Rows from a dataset
========================
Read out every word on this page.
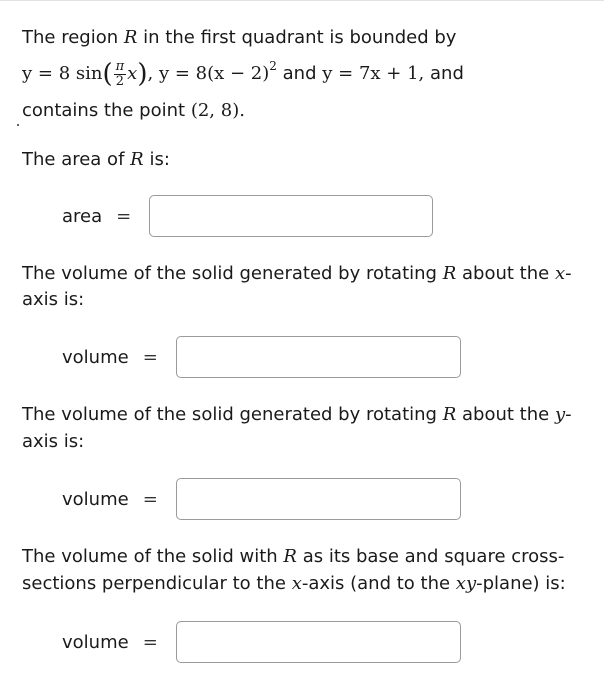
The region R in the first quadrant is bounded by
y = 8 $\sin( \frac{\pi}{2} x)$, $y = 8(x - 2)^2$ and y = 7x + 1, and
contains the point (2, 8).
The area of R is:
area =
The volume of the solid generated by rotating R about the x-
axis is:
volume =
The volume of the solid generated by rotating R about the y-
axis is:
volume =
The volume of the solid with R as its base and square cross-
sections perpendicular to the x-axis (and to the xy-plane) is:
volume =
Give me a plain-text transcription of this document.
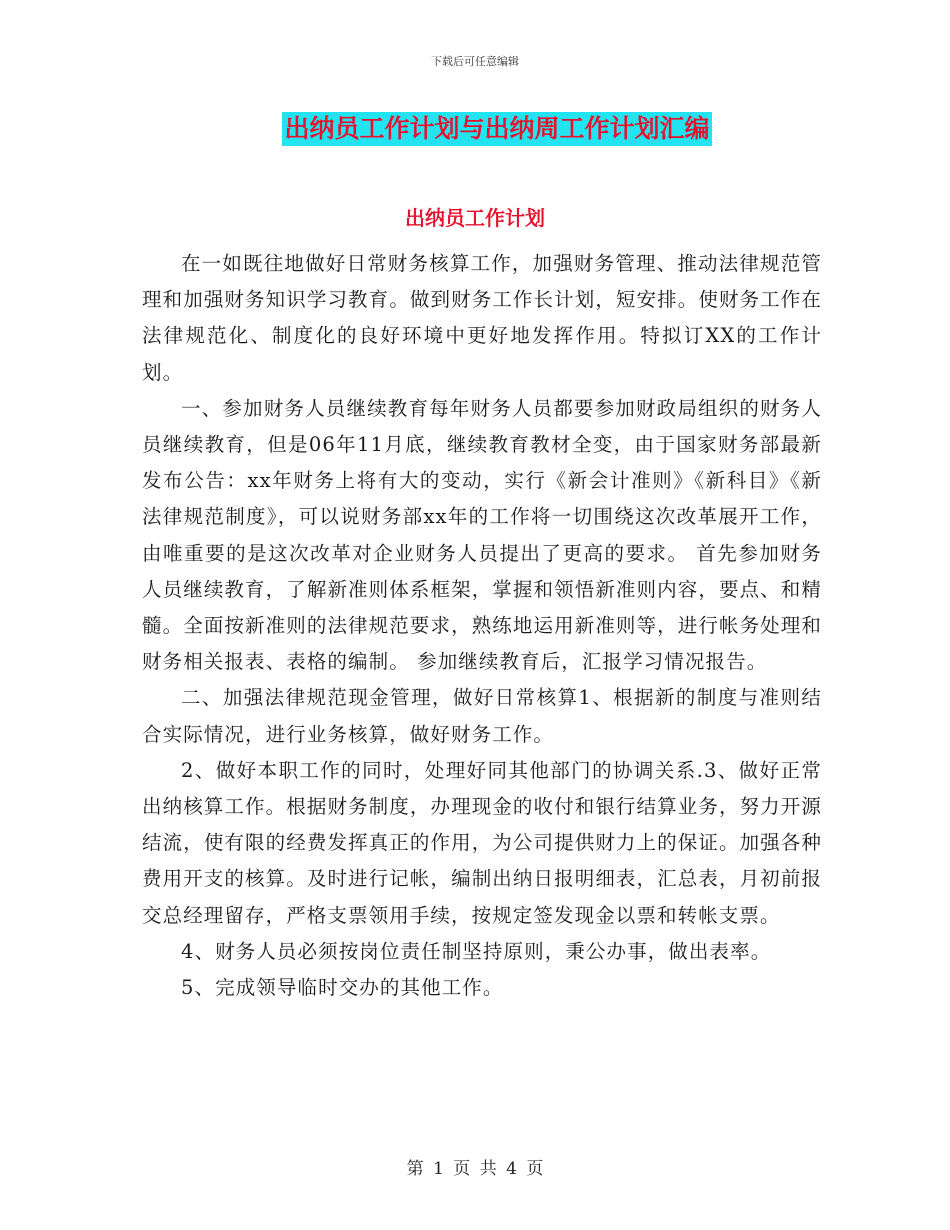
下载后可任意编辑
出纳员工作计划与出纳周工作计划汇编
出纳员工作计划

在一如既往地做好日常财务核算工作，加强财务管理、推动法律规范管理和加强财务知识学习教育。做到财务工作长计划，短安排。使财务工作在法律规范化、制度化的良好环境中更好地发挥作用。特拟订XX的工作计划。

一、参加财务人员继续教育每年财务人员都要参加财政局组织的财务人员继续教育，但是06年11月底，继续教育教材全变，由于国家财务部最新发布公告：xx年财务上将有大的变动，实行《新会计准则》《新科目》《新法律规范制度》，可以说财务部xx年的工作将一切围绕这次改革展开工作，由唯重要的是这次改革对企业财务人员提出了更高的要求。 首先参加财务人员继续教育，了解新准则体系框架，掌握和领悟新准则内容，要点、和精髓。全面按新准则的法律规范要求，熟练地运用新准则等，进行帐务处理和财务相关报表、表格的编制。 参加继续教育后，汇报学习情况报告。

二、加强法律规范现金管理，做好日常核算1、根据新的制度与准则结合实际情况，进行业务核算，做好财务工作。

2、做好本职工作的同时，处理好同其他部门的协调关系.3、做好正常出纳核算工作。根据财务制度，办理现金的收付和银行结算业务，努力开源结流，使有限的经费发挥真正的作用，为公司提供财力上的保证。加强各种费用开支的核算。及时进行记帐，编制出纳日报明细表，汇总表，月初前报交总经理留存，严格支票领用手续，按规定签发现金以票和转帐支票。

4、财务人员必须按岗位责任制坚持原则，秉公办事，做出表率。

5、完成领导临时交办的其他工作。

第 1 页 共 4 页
========================
**TASK DIRECTIONS**
Write out word for word every line from the line with "Give me a plain-text" through the final line of the records, both included, skipping the pictures.

**TASK SOLUTION**
Give me a plain-text transcription of this document.
下载后可任意编辑
出纳员工作计划与出纳周工作计划汇编
出纳员工作计划

在一如既往地做好日常财务核算工作，加强财务管理、推动法律规范管理和加强财务知识学习教育。做到财务工作长计划，短安排。使财务工作在法律规范化、制度化的良好环境中更好地发挥作用。特拟订XX的工作计划。

一、参加财务人员继续教育每年财务人员都要参加财政局组织的财务人员继续教育，但是06年11月底，继续教育教材全变，由于国家财务部最新发布公告：xx年财务上将有大的变动，实行《新会计准则》《新科目》《新法律规范制度》，可以说财务部xx年的工作将一切围绕这次改革展开工作，由唯重要的是这次改革对企业财务人员提出了更高的要求。 首先参加财务人员继续教育，了解新准则体系框架，掌握和领悟新准则内容，要点、和精髓。全面按新准则的法律规范要求，熟练地运用新准则等，进行帐务处理和财务相关报表、表格的编制。 参加继续教育后，汇报学习情况报告。

二、加强法律规范现金管理，做好日常核算1、根据新的制度与准则结合实际情况，进行业务核算，做好财务工作。

2、做好本职工作的同时，处理好同其他部门的协调关系.3、做好正常出纳核算工作。根据财务制度，办理现金的收付和银行结算业务，努力开源结流，使有限的经费发挥真正的作用，为公司提供财力上的保证。加强各种费用开支的核算。及时进行记帐，编制出纳日报明细表，汇总表，月初前报交总经理留存，严格支票领用手续，按规定签发现金以票和转帐支票。

4、财务人员必须按岗位责任制坚持原则，秉公办事，做出表率。

5、完成领导临时交办的其他工作。

第 1 页 共 4 页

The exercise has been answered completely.